## TASK ITEM:
Every record below, from the first line to the last, is to be set down again exactly.
[RECORDS FOR THIS TASK — start]
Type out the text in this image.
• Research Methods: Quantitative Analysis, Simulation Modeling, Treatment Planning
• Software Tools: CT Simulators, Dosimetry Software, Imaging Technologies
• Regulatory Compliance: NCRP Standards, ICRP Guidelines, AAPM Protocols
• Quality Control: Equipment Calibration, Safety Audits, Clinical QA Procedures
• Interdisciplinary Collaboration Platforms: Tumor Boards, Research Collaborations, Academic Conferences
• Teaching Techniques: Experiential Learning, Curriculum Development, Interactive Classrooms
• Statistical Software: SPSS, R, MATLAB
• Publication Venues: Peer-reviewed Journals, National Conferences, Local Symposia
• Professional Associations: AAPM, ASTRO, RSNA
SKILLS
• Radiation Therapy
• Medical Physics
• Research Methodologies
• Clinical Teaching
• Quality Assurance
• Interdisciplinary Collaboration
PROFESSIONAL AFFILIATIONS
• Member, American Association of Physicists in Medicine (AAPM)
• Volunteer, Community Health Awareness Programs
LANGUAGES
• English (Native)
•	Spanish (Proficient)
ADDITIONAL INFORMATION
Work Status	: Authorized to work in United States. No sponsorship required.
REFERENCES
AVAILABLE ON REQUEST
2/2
[RECORDS FOR THIS TASK — finish]
## WRITTEN ANSWER:
Type out the text in this image.
• Research Methods: Quantitative Analysis, Simulation Modeling, Treatment Planning
• Software Tools: CT Simulators, Dosimetry Software, Imaging Technologies
• Regulatory Compliance: NCRP Standards, ICRP Guidelines, AAPM Protocols
• Quality Control: Equipment Calibration, Safety Audits, Clinical QA Procedures
• Interdisciplinary Collaboration Platforms: Tumor Boards, Research Collaborations, Academic Conferences
• Teaching Techniques: Experiential Learning, Curriculum Development, Interactive Classrooms
• Statistical Software: SPSS, R, MATLAB
• Publication Venues: Peer-reviewed Journals, National Conferences, Local Symposia
• Professional Associations: AAPM, ASTRO, RSNA
SKILLS
• Radiation Therapy
• Medical Physics
• Research Methodologies
• Clinical Teaching
• Quality Assurance
• Interdisciplinary Collaboration
PROFESSIONAL AFFILIATIONS
• Member, American Association of Physicists in Medicine (AAPM)
• Volunteer, Community Health Awareness Programs
LANGUAGES
• English (Native)
•	Spanish (Proficient)
ADDITIONAL INFORMATION
Work Status	: Authorized to work in United States. No sponsorship required.
REFERENCES
AVAILABLE ON REQUEST
2/2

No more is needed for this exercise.